Data listing -

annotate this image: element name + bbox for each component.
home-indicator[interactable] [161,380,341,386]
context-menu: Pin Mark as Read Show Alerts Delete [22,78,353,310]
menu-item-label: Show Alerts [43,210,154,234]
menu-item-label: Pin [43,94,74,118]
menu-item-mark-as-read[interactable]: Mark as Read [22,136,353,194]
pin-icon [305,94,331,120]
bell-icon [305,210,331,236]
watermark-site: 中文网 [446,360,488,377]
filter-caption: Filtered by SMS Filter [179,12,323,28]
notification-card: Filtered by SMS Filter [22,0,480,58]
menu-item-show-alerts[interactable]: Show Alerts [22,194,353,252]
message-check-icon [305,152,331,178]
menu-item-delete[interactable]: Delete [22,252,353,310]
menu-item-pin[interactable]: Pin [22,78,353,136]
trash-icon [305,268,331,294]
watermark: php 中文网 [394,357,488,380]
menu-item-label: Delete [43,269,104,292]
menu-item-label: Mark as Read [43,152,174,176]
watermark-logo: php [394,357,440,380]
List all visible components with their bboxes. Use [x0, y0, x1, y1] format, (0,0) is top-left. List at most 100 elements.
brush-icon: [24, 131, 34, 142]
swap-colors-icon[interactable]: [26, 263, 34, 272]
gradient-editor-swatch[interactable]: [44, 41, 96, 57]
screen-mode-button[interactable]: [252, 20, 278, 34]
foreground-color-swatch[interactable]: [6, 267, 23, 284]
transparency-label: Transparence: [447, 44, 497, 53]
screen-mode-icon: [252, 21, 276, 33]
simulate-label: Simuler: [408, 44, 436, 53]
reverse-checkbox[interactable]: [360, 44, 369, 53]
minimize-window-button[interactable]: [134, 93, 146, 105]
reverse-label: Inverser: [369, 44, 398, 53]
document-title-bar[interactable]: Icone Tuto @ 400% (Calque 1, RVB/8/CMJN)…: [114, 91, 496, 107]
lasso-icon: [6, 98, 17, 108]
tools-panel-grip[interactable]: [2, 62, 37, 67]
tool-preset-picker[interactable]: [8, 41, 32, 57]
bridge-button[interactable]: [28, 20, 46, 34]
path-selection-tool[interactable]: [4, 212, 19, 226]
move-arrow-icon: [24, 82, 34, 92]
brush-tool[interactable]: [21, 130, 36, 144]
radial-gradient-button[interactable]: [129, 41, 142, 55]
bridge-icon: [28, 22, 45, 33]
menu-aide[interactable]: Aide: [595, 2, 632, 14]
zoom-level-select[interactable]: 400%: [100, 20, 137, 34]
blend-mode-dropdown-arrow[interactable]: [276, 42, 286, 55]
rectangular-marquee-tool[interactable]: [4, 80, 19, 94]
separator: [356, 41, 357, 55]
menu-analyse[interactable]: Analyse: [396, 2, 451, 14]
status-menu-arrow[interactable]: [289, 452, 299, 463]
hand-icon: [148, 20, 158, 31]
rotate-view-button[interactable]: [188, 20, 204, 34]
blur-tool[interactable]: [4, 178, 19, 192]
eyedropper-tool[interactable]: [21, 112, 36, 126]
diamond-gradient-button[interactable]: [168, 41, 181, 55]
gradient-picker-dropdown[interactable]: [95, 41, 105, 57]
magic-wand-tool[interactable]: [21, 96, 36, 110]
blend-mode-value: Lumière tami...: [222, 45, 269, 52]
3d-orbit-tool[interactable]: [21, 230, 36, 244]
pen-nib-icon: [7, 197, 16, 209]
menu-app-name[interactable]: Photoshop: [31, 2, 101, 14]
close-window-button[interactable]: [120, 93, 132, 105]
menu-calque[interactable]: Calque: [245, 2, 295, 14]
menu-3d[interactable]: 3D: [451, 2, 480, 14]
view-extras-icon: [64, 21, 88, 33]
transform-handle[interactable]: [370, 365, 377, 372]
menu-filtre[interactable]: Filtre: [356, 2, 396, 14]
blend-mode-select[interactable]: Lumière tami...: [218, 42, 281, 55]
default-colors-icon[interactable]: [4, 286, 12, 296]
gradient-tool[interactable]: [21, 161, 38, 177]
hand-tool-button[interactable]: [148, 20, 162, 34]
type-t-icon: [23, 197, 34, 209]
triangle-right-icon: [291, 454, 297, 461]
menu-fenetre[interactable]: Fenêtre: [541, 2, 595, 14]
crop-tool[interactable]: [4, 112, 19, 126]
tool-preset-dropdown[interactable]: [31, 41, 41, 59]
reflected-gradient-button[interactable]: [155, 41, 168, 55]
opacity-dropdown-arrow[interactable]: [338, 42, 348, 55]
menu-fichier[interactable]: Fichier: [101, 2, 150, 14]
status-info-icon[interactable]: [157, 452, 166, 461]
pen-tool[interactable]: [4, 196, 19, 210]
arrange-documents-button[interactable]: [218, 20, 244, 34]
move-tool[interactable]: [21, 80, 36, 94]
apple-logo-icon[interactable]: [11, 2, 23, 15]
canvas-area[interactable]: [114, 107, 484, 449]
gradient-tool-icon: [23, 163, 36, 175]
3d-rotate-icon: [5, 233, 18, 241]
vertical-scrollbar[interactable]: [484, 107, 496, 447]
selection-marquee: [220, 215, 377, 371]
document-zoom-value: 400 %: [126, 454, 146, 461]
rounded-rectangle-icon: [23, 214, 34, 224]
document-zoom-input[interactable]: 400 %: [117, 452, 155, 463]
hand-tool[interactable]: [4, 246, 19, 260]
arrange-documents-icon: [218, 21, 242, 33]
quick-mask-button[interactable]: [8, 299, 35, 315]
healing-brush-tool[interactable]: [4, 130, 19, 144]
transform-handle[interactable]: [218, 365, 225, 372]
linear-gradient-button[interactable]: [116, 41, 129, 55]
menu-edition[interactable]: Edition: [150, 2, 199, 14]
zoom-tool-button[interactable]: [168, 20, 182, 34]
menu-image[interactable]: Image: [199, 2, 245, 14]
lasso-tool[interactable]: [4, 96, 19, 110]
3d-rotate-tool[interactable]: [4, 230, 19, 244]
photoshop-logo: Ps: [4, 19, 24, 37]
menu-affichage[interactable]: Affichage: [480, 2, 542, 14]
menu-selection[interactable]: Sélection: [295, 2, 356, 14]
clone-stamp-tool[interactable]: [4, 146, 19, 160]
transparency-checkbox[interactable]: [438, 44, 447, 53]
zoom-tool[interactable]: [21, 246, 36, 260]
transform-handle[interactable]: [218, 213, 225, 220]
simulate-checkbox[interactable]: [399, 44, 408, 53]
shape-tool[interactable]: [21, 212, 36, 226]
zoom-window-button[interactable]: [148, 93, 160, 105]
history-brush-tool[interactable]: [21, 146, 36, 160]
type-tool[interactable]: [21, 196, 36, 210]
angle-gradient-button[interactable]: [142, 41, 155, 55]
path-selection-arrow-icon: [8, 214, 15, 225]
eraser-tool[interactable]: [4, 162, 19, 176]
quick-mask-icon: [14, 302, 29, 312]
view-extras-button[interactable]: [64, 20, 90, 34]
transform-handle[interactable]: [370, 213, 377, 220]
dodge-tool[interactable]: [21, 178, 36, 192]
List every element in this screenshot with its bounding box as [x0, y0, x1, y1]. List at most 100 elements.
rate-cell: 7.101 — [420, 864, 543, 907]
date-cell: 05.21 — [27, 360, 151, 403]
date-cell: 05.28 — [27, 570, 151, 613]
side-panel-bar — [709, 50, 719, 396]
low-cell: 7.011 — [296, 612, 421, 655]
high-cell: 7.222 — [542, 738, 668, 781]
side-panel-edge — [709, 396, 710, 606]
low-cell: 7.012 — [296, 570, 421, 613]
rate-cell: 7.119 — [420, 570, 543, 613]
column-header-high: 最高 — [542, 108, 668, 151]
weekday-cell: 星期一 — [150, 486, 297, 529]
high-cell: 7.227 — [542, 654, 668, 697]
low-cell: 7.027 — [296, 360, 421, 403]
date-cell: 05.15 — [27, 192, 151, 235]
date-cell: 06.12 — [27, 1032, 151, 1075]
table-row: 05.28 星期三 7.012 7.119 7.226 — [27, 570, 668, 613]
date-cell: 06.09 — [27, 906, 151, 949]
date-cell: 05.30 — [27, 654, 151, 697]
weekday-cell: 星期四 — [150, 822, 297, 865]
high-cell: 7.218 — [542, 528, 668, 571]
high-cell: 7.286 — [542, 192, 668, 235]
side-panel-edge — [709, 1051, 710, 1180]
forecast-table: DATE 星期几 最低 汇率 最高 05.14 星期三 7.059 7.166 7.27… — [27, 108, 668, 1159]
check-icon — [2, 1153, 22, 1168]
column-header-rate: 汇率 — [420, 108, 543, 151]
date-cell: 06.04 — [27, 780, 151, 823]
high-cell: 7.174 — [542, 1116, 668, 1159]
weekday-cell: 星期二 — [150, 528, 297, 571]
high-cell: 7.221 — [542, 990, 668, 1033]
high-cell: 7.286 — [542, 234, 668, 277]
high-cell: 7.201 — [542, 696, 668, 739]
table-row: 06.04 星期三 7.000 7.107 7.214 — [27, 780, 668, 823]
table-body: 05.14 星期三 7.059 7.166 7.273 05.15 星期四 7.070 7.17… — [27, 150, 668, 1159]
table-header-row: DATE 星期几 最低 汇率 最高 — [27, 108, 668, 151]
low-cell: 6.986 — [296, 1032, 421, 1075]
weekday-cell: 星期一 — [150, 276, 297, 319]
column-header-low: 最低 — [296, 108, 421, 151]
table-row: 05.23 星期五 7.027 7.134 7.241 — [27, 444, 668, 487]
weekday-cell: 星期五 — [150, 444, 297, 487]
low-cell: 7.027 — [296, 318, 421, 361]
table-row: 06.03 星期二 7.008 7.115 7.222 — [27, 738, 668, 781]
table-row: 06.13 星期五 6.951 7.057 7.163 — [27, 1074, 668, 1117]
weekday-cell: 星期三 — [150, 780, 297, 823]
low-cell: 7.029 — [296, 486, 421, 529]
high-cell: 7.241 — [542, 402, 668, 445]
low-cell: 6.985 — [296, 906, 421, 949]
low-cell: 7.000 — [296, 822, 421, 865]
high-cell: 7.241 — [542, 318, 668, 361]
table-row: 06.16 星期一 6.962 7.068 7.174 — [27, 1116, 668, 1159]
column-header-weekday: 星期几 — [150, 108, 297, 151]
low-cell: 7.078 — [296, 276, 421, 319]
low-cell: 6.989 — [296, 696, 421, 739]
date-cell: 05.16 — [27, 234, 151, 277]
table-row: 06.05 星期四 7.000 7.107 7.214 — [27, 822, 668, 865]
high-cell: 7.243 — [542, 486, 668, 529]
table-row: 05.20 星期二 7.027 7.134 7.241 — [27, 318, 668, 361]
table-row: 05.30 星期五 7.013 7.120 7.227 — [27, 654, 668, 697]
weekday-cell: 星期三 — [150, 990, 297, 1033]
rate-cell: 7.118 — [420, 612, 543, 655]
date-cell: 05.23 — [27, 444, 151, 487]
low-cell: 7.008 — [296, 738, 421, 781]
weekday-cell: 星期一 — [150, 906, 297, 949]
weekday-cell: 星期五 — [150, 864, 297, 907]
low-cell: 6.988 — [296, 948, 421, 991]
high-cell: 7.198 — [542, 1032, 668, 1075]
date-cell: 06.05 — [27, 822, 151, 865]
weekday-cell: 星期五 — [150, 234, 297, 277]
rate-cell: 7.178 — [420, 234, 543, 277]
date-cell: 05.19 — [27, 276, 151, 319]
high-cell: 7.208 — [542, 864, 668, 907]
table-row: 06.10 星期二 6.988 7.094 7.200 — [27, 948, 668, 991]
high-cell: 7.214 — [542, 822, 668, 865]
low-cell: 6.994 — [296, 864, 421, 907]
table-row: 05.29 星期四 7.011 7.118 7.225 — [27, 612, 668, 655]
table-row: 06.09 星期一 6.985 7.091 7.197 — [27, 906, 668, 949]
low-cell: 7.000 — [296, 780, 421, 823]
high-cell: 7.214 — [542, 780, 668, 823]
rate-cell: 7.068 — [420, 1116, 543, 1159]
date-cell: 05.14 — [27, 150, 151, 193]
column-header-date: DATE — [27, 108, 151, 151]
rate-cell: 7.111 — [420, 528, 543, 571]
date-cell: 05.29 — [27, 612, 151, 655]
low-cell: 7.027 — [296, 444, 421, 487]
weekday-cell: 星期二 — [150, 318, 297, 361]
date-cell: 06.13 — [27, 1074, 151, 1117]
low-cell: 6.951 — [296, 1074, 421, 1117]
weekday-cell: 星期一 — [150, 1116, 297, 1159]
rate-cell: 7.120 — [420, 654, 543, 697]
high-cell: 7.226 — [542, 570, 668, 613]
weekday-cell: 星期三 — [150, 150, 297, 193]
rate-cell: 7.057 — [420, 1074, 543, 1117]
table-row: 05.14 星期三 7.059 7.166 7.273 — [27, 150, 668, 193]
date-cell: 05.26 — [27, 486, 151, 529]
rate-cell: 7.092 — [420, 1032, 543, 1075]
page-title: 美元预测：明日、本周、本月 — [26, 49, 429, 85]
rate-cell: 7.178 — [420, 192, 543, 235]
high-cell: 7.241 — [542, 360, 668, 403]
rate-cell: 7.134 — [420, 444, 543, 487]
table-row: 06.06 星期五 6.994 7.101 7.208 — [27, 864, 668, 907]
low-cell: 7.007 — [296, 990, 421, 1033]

Objective - Please render the rows as a JSON list of strings, starting with the first line and going on through the line with "menu-item-label: Pin [43,94,74,118]", both included, one string per line and blank lines left out.

Worked answer -
[
  "annotate this image: element name + bbox for each component.",
  "home-indicator[interactable] [161,380,341,386]",
  "context-menu: Pin Mark as Read Show Alerts Delete [22,78,353,310]",
  "menu-item-label: Show Alerts [43,210,154,234]",
  "menu-item-label: Pin [43,94,74,118]"
]